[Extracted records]
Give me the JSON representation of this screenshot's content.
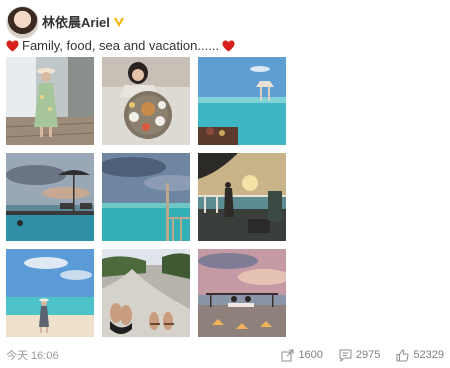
{
  "user": {
    "name": "林依晨Ariel"
  },
  "post": {
    "text": "Family, food, sea and vacation......"
  },
  "photos": [
    "photo-1",
    "photo-2",
    "photo-3",
    "photo-4",
    "photo-5",
    "photo-6",
    "photo-7",
    "photo-8",
    "photo-9"
  ],
  "footer": {
    "timestamp": "今天 16:06",
    "repost_count": "1600",
    "comment_count": "2975",
    "like_count": "52329"
  },
  "colors": {
    "heart": "#d9201c",
    "vip": "#f5b400",
    "meta": "#999999"
  }
}
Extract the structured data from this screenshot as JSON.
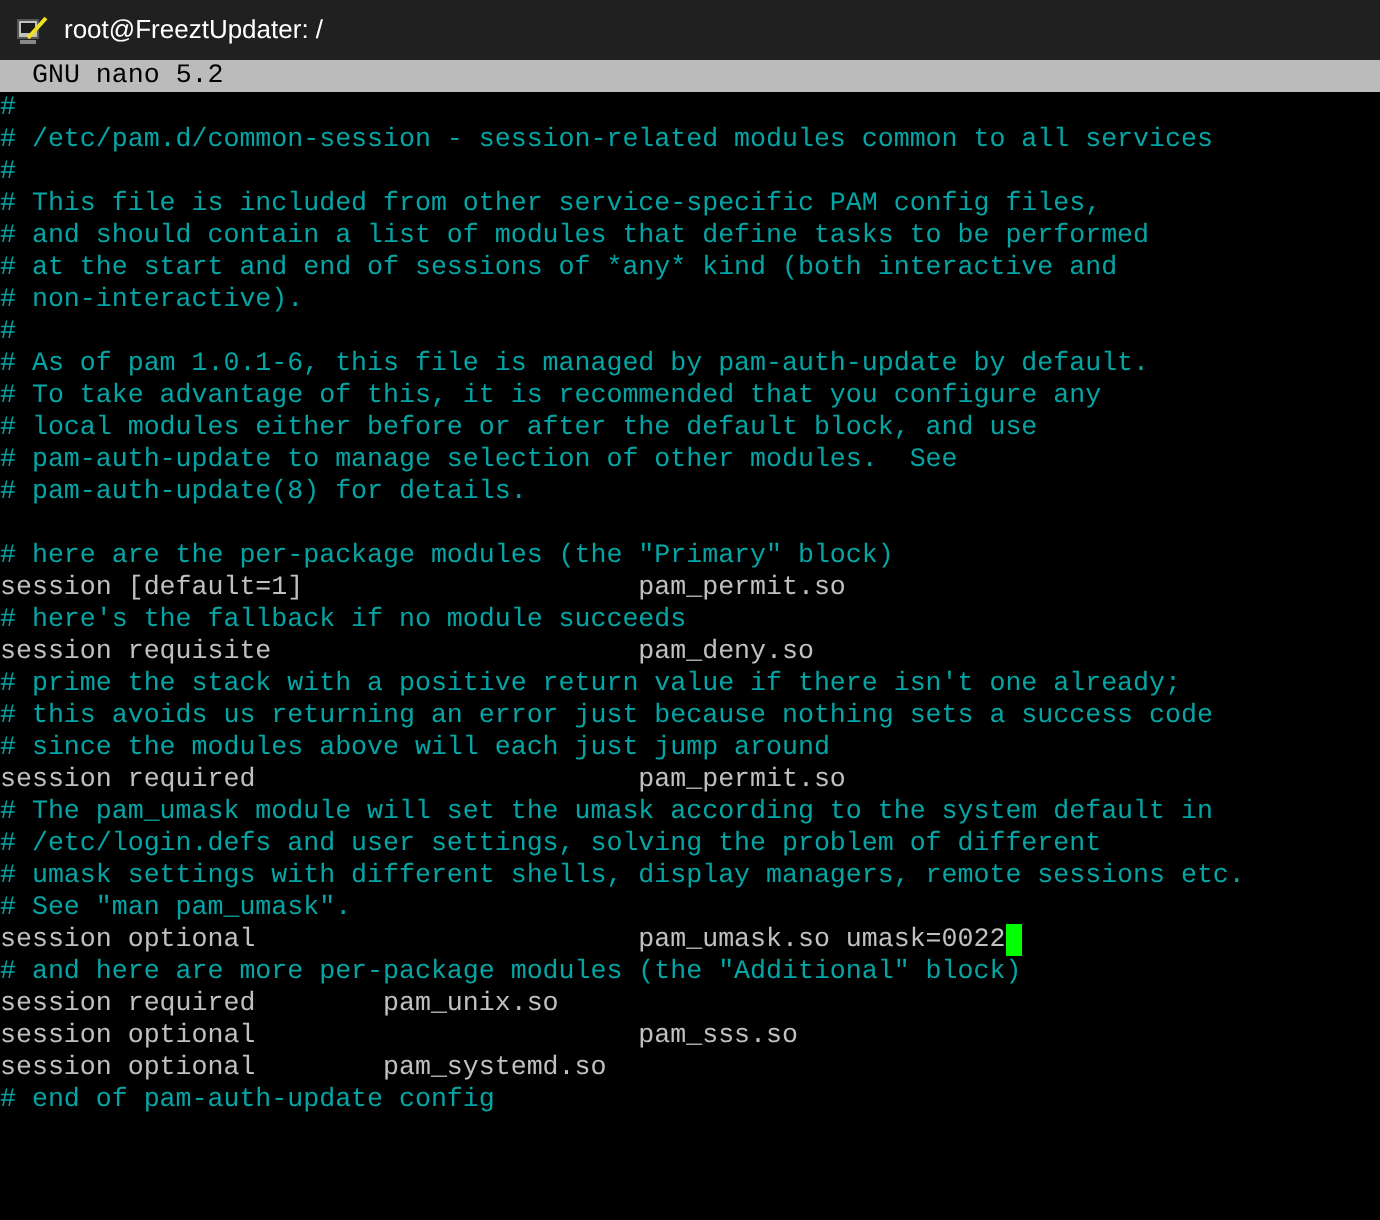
{
  "window": {
    "title": "root@FreeztUpdater: /"
  },
  "editor": {
    "header": "GNU nano 5.2",
    "lines": [
      {
        "kind": "comment",
        "text": "#"
      },
      {
        "kind": "comment",
        "text": "# /etc/pam.d/common-session - session-related modules common to all services"
      },
      {
        "kind": "comment",
        "text": "#"
      },
      {
        "kind": "comment",
        "text": "# This file is included from other service-specific PAM config files,"
      },
      {
        "kind": "comment",
        "text": "# and should contain a list of modules that define tasks to be performed"
      },
      {
        "kind": "comment",
        "text": "# at the start and end of sessions of *any* kind (both interactive and"
      },
      {
        "kind": "comment",
        "text": "# non-interactive)."
      },
      {
        "kind": "comment",
        "text": "#"
      },
      {
        "kind": "comment",
        "text": "# As of pam 1.0.1-6, this file is managed by pam-auth-update by default."
      },
      {
        "kind": "comment",
        "text": "# To take advantage of this, it is recommended that you configure any"
      },
      {
        "kind": "comment",
        "text": "# local modules either before or after the default block, and use"
      },
      {
        "kind": "comment",
        "text": "# pam-auth-update to manage selection of other modules.  See"
      },
      {
        "kind": "comment",
        "text": "# pam-auth-update(8) for details."
      },
      {
        "kind": "blank"
      },
      {
        "kind": "comment",
        "text": "# here are the per-package modules (the \"Primary\" block)"
      },
      {
        "kind": "directive",
        "text": "session [default=1]                     pam_permit.so",
        "cursor": false
      },
      {
        "kind": "comment",
        "text": "# here's the fallback if no module succeeds"
      },
      {
        "kind": "directive",
        "text": "session requisite                       pam_deny.so",
        "cursor": false
      },
      {
        "kind": "comment",
        "text": "# prime the stack with a positive return value if there isn't one already;"
      },
      {
        "kind": "comment",
        "text": "# this avoids us returning an error just because nothing sets a success code"
      },
      {
        "kind": "comment",
        "text": "# since the modules above will each just jump around"
      },
      {
        "kind": "directive",
        "text": "session required                        pam_permit.so",
        "cursor": false
      },
      {
        "kind": "comment",
        "text": "# The pam_umask module will set the umask according to the system default in"
      },
      {
        "kind": "comment",
        "text": "# /etc/login.defs and user settings, solving the problem of different"
      },
      {
        "kind": "comment",
        "text": "# umask settings with different shells, display managers, remote sessions etc."
      },
      {
        "kind": "comment",
        "text": "# See \"man pam_umask\"."
      },
      {
        "kind": "directive",
        "text": "session optional                        pam_umask.so umask=0022",
        "cursor": true
      },
      {
        "kind": "comment",
        "text": "# and here are more per-package modules (the \"Additional\" block)"
      },
      {
        "kind": "directive",
        "text": "session required        pam_unix.so",
        "cursor": false
      },
      {
        "kind": "directive",
        "text": "session optional                        pam_sss.so",
        "cursor": false
      },
      {
        "kind": "directive",
        "text": "session optional        pam_systemd.so",
        "cursor": false
      },
      {
        "kind": "comment",
        "text": "# end of pam-auth-update config"
      }
    ]
  }
}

▸ What this task involves:
Within the listing, how many lines hold the word "required"? Only the number is to be given.

▸ Response below:
2